## READING PASSAGE
------------------------------------------------

Amazon Web Services (AWS), Amazon’s cloud services division, today announced the general availability of Elastic Compute Cloud (EC2) DL1 instances. While new instance types generally aren’t particularly novel, DL1 (specifically DL1.24xlarge) is the first type in AWS designed for training machine learning models, Amazon says — powered by Gaudi accelerators from Intel-owned Habana Labs.

Developers including Seagate, Fractal, Indel, Riskfuel, and Leidos were given early access to Gaudi running on AWS prior to today’s launch. “This is the first AI training instance by AWS that is not based on GPUs,” Habana wrote in a blog post. “The primary motivation to create this new training instance class was presented by Andy Jassy in 2020 re:Invent: ‘To provide our end-customers with up to 40% better price-performance than the current generation of GPU-based instances.’”

Cheaper model training

Machine learning is becoming mainstream as enterprises realize the business impact of deploying AI models in their organizations. Using machine learning generally starts with training a model to recognize patterns by learning from datasets, then applying the model to new data to make predictions. Maintaining the prediction accuracy of a model requires retraining the model frequently, which takes a considerable amount of resources — resulting in increased expenses. Google subsidiary DeepMind is estimated to have spent $35 million training a system to learn the Chinese board game Go.

------------------------------------------------

## DATA LISTING
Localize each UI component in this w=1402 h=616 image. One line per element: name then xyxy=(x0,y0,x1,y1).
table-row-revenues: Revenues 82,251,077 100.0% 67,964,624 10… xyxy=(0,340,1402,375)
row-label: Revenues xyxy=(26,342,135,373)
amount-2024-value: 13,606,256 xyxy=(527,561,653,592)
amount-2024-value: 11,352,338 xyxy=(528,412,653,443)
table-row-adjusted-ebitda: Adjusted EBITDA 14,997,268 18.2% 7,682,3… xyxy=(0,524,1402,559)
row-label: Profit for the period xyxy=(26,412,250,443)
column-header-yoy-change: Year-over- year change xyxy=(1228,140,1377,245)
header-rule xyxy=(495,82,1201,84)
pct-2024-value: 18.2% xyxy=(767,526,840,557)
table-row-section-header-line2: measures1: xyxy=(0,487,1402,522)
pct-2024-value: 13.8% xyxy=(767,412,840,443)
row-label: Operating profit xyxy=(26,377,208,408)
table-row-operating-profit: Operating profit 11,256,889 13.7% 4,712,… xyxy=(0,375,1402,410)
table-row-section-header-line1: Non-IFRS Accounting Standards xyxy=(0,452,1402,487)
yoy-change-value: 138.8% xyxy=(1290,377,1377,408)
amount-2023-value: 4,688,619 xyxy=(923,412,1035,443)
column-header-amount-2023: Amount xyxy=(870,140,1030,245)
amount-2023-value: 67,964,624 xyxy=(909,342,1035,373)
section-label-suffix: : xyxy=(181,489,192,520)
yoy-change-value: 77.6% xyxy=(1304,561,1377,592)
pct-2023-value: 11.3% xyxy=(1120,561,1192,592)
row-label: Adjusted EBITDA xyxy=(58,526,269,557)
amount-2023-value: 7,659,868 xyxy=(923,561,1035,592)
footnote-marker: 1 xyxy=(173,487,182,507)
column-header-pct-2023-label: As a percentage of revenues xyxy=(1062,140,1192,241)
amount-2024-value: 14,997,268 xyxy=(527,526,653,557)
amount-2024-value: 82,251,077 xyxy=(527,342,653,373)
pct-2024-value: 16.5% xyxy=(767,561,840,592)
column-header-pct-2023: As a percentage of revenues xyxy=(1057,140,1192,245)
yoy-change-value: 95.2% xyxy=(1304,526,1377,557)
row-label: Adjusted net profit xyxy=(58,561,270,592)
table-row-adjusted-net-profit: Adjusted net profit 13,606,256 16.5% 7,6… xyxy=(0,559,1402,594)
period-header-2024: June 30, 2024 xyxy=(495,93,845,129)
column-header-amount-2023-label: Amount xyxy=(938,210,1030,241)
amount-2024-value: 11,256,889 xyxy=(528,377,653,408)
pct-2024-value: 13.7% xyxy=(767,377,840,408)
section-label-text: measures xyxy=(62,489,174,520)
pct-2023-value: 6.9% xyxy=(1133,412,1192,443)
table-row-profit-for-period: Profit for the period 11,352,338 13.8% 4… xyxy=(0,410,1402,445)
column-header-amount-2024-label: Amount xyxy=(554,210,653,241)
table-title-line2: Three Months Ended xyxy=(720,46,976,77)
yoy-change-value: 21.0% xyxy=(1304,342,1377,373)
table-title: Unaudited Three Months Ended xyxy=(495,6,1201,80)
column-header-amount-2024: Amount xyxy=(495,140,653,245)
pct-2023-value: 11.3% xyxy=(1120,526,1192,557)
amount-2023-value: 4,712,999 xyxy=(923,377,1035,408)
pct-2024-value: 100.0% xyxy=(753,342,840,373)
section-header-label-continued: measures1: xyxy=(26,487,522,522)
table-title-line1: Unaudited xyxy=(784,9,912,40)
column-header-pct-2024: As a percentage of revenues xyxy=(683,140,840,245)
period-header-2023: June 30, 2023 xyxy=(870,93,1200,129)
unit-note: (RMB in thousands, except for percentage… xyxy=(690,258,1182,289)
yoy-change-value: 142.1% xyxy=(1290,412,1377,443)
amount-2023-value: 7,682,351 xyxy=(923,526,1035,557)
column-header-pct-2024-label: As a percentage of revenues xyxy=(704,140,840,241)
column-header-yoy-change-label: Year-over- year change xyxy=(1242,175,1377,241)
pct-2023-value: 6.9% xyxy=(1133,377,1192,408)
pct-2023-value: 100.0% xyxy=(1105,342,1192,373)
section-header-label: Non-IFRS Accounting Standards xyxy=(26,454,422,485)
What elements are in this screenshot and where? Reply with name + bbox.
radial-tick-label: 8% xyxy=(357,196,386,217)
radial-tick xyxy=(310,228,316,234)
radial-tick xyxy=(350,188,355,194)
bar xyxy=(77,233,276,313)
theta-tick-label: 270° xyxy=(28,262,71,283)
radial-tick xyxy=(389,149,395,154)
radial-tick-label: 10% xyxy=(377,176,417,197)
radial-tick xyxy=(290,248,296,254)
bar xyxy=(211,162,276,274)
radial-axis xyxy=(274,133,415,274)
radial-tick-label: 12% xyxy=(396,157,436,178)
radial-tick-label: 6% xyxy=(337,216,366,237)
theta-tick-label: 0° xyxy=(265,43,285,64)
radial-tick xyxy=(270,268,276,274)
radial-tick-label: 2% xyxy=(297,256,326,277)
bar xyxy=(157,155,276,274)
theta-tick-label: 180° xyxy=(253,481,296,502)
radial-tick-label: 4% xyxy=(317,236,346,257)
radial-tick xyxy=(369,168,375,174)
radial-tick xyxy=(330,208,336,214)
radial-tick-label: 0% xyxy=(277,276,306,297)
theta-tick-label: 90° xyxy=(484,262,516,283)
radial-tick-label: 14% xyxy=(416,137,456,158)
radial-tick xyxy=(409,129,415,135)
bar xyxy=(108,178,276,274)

------------------------------------------------

## REQUIRED TASKS
1 – Answer these questions using the DL1 article:
(a) Which company owns Habana Labs?
(b) Who gave the main motivation for the new training instance class at re:Invent in 2020?
(c) About how much is DeepMind estimated to have spent training a system to learn Go?
2 – Does each statement agree with the DL1 article? Answer yes or no, and quote the words from the article that decide it.
(a) DL1 instances are powered by Gaudi accelerators.
(b) The DL1 training instance is based on GPUs.
(c) Keeping a model's predictions accurate requires only occasional retraining.
3 – Carry on writing the DL1 article from its last sentence.
The entries are separate from the DL1 article and are not part of it.

## RESPONSES FOR EACH TASK
1 –
(a) Intel
(b) Andy Jassy
(c) $35 million

2 –
(a) Yes: "powered by Gaudi accelerators from Intel-owned Habana Labs"
(b) No: "This is the first AI training instance by AWS that is not based on GPUs"
(c) No: "Maintaining the prediction accuracy of a model requires retraining the model frequently"

3 –
With DL1 — AWS’ first answer to Google’s tensor processing units (TPUs), a set of custom accelerator chips running in Google Cloud Platform — Amazon and Habana claims that AWS customers can now train models faster and with up to 40% better price-performance when compared to the latest GPU-powered EC2 instances. The DL1 instances leverage up to eight Gaudi accelerators built specifically to speed up training, paired with 256GB of high-bandwidth memory, 768GB of system memory, second-generation Amazon custom Intel Xeon Scalable (Cascade Lake) processors, 400 Gbps of networking throughput, and up to 4TB of local NVMe storage.

Figure 1: Habana's new training chip was designed for high performance AI training at significant scale.

Above: Habana’s new training chip was designed for high performance AI training at significant scale.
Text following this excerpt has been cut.